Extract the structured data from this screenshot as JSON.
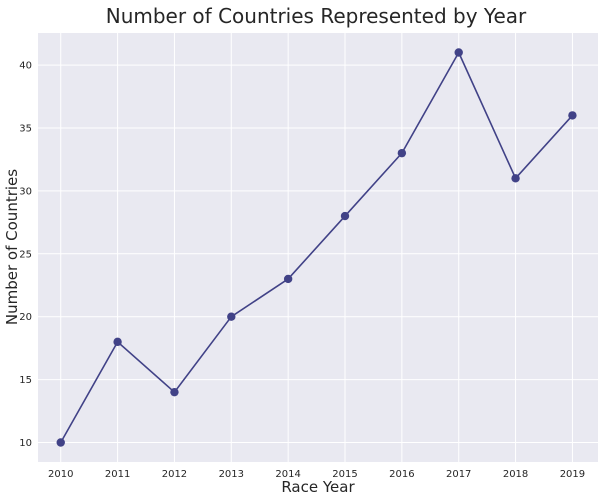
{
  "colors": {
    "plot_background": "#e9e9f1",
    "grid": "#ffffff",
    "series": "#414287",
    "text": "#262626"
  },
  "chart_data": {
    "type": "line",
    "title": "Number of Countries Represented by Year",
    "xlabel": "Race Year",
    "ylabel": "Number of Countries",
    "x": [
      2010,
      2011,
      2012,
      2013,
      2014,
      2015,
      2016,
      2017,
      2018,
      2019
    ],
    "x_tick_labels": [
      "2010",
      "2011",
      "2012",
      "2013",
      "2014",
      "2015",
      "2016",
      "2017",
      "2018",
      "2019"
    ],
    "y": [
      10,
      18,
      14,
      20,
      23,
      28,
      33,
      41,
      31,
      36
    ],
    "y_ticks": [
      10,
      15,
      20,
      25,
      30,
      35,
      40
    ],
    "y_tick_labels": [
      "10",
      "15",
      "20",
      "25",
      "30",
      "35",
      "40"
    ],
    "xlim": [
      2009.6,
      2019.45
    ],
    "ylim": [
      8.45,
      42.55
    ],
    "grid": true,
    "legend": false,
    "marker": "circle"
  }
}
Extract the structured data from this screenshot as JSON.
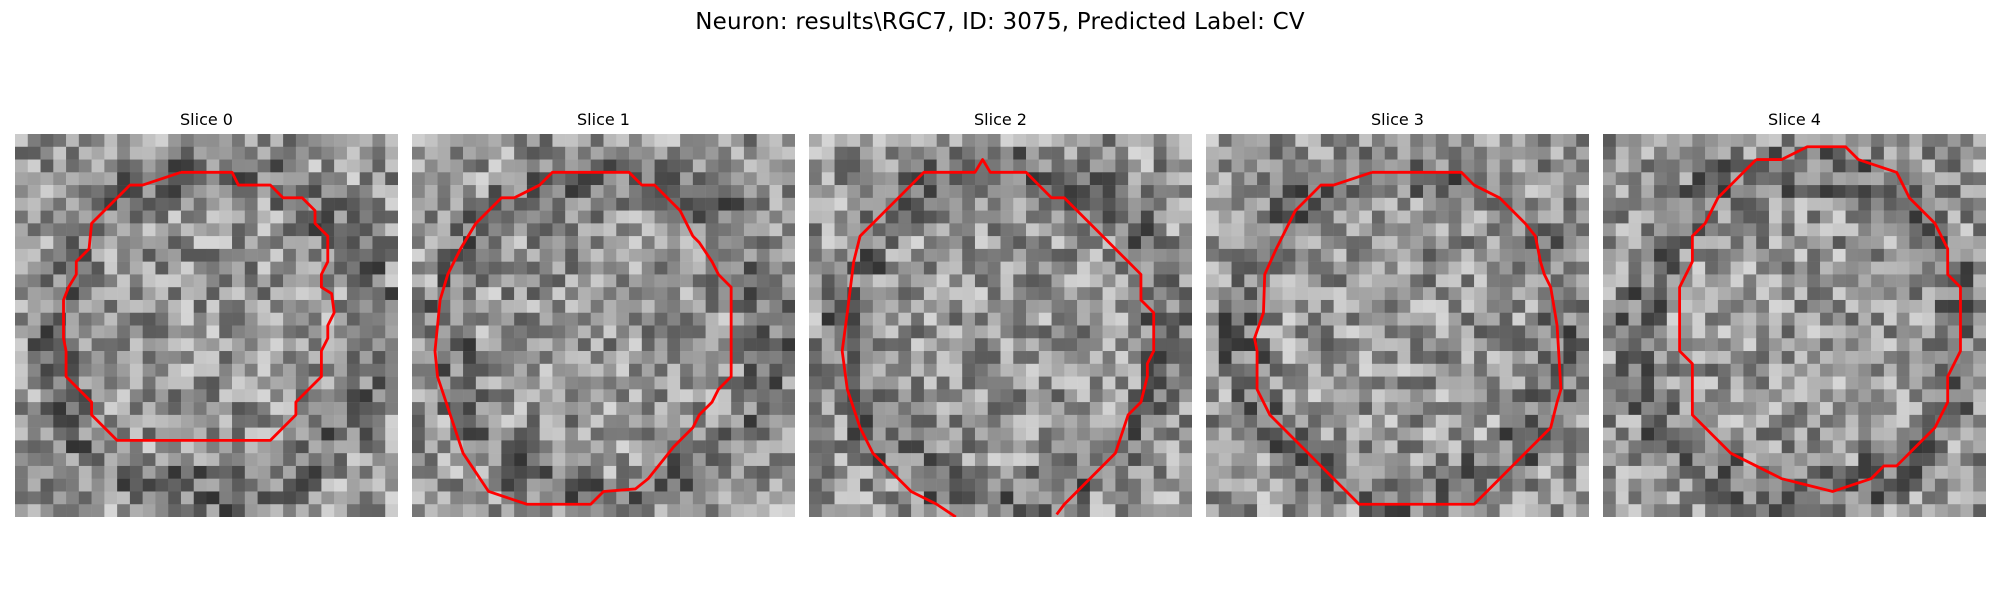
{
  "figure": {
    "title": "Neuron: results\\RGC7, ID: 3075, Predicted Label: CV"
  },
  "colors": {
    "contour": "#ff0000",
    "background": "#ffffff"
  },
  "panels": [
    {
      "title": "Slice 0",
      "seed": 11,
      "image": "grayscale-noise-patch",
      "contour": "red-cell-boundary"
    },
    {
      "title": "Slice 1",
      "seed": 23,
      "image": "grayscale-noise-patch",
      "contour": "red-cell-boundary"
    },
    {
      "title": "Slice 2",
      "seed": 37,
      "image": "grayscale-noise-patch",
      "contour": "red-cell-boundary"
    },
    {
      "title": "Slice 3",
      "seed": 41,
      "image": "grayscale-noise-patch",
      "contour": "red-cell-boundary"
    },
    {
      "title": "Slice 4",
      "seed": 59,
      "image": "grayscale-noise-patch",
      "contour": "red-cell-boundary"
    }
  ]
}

Written problem
Transcribe every entry above exactly. Omit all pictures.

Solution to the problem
Extract the structured data from this screenshot as JSON.
{
  "colors": {
    "plot_background": "#e9e9f1",
    "grid": "#ffffff",
    "series": "#414287",
    "text": "#262626"
  },
  "chart_data": {
    "type": "line",
    "title": "Number of Countries Represented by Year",
    "xlabel": "Race Year",
    "ylabel": "Number of Countries",
    "x": [
      2010,
      2011,
      2012,
      2013,
      2014,
      2015,
      2016,
      2017,
      2018,
      2019
    ],
    "x_tick_labels": [
      "2010",
      "2011",
      "2012",
      "2013",
      "2014",
      "2015",
      "2016",
      "2017",
      "2018",
      "2019"
    ],
    "y": [
      10,
      18,
      14,
      20,
      23,
      28,
      33,
      41,
      31,
      36
    ],
    "y_ticks": [
      10,
      15,
      20,
      25,
      30,
      35,
      40
    ],
    "y_tick_labels": [
      "10",
      "15",
      "20",
      "25",
      "30",
      "35",
      "40"
    ],
    "xlim": [
      2009.6,
      2019.45
    ],
    "ylim": [
      8.45,
      42.55
    ],
    "grid": true,
    "legend": false,
    "marker": "circle"
  }
}
Extract the structured data from this screenshot as JSON.
{
  "figure": {
    "title": "Neuron: results\\RGC7, ID: 3075, Predicted Label: CV"
  },
  "colors": {
    "contour": "#ff0000",
    "background": "#ffffff"
  },
  "panels": [
    {
      "title": "Slice 0",
      "seed": 11,
      "image": "grayscale-noise-patch",
      "contour": "red-cell-boundary"
    },
    {
      "title": "Slice 1",
      "seed": 23,
      "image": "grayscale-noise-patch",
      "contour": "red-cell-boundary"
    },
    {
      "title": "Slice 2",
      "seed": 37,
      "image": "grayscale-noise-patch",
      "contour": "red-cell-boundary"
    },
    {
      "title": "Slice 3",
      "seed": 41,
      "image": "grayscale-noise-patch",
      "contour": "red-cell-boundary"
    },
    {
      "title": "Slice 4",
      "seed": 59,
      "image": "grayscale-noise-patch",
      "contour": "red-cell-boundary"
    }
  ]
}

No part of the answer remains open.